Work to be completed —
Copy out every line of the records where the string "this" occurs.
········
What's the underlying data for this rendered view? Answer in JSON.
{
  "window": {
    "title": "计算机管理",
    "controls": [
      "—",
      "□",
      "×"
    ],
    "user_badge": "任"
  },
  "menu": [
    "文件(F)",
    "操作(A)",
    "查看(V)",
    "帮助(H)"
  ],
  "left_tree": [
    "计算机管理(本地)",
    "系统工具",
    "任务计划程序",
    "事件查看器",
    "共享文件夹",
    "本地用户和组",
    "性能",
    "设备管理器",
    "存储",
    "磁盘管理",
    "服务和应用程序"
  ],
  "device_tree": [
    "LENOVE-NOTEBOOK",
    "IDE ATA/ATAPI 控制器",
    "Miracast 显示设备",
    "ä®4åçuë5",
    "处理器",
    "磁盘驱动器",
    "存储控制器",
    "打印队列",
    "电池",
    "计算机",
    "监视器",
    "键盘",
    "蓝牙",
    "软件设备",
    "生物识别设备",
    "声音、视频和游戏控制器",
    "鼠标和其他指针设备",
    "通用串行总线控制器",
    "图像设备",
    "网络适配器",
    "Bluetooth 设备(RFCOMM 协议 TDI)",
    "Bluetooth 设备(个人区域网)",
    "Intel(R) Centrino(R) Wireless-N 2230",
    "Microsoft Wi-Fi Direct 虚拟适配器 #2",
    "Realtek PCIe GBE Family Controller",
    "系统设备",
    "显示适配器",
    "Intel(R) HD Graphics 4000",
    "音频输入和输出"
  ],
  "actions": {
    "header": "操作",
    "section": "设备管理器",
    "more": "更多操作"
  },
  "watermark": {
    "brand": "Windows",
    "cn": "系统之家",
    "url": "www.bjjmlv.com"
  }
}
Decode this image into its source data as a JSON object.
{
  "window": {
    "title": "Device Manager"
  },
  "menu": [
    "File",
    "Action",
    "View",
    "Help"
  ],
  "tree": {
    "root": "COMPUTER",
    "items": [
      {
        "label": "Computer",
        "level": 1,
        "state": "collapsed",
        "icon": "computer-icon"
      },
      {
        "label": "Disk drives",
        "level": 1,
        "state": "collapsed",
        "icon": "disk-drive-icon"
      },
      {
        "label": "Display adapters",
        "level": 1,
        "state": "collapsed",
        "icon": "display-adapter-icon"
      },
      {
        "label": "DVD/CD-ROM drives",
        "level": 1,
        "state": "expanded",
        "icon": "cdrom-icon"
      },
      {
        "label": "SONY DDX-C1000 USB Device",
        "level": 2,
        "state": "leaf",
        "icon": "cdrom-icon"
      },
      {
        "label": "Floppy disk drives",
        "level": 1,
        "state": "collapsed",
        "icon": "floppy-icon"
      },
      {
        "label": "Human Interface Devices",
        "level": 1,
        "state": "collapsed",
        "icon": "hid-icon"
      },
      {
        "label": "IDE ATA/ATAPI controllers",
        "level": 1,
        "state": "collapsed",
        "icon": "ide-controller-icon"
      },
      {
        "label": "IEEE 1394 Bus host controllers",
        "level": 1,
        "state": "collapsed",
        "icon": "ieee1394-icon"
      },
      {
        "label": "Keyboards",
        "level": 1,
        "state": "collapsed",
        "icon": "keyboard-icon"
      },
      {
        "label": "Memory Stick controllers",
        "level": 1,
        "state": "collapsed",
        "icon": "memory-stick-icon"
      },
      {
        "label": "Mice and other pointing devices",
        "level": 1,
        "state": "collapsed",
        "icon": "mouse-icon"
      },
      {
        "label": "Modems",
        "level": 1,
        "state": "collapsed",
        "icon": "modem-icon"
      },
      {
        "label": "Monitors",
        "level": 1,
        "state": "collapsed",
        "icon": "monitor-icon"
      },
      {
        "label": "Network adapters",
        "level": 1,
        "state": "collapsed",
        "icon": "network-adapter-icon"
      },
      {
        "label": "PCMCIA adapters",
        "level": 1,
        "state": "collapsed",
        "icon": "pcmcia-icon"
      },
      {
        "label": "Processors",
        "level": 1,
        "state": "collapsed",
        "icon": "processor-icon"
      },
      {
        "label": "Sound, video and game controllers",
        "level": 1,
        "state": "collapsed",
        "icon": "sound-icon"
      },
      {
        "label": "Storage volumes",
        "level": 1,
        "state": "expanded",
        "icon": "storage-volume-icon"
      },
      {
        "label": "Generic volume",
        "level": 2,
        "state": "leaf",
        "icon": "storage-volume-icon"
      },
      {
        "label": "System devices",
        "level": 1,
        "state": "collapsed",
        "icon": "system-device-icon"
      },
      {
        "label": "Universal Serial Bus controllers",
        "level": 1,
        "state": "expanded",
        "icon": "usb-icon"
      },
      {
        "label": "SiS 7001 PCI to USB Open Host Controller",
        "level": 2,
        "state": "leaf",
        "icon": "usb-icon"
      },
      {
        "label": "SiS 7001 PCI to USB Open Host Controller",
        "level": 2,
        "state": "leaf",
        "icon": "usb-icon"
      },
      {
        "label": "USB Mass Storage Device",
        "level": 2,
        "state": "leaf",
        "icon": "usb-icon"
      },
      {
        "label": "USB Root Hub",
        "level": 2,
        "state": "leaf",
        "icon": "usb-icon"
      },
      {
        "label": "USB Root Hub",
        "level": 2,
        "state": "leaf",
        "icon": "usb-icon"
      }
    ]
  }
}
········
Written answer —
What's the underlying data for this rendered view? Answer in JSON.
Decode this image into its source data as a JSON object.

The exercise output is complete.